— Goal —
All records should be reproduced verbatim.

— Raw data —
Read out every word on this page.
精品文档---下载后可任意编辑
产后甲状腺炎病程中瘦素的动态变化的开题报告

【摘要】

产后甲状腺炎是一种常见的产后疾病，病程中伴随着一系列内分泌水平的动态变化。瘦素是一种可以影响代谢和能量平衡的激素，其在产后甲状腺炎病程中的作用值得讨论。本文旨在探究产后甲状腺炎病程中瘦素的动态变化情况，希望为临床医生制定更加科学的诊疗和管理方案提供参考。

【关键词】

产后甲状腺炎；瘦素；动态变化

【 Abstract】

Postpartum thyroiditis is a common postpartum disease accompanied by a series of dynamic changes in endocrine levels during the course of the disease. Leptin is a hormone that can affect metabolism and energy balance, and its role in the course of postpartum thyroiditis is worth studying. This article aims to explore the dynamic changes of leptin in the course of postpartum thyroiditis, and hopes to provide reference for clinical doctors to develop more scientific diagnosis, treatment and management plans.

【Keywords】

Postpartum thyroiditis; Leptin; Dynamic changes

— Answer in full —
Read out every word on this page.
精品文档---下载后可任意编辑
产后甲状腺炎病程中瘦素的动态变化的开题报告

【摘要】

产后甲状腺炎是一种常见的产后疾病，病程中伴随着一系列内分泌水平的动态变化。瘦素是一种可以影响代谢和能量平衡的激素，其在产后甲状腺炎病程中的作用值得讨论。本文旨在探究产后甲状腺炎病程中瘦素的动态变化情况，希望为临床医生制定更加科学的诊疗和管理方案提供参考。

【关键词】

产后甲状腺炎；瘦素；动态变化

【 Abstract】

Postpartum thyroiditis is a common postpartum disease accompanied by a series of dynamic changes in endocrine levels during the course of the disease. Leptin is a hormone that can affect metabolism and energy balance, and its role in the course of postpartum thyroiditis is worth studying. This article aims to explore the dynamic changes of leptin in the course of postpartum thyroiditis, and hopes to provide reference for clinical doctors to develop more scientific diagnosis, treatment and management plans.

【Keywords】

Postpartum thyroiditis; Leptin; Dynamic changes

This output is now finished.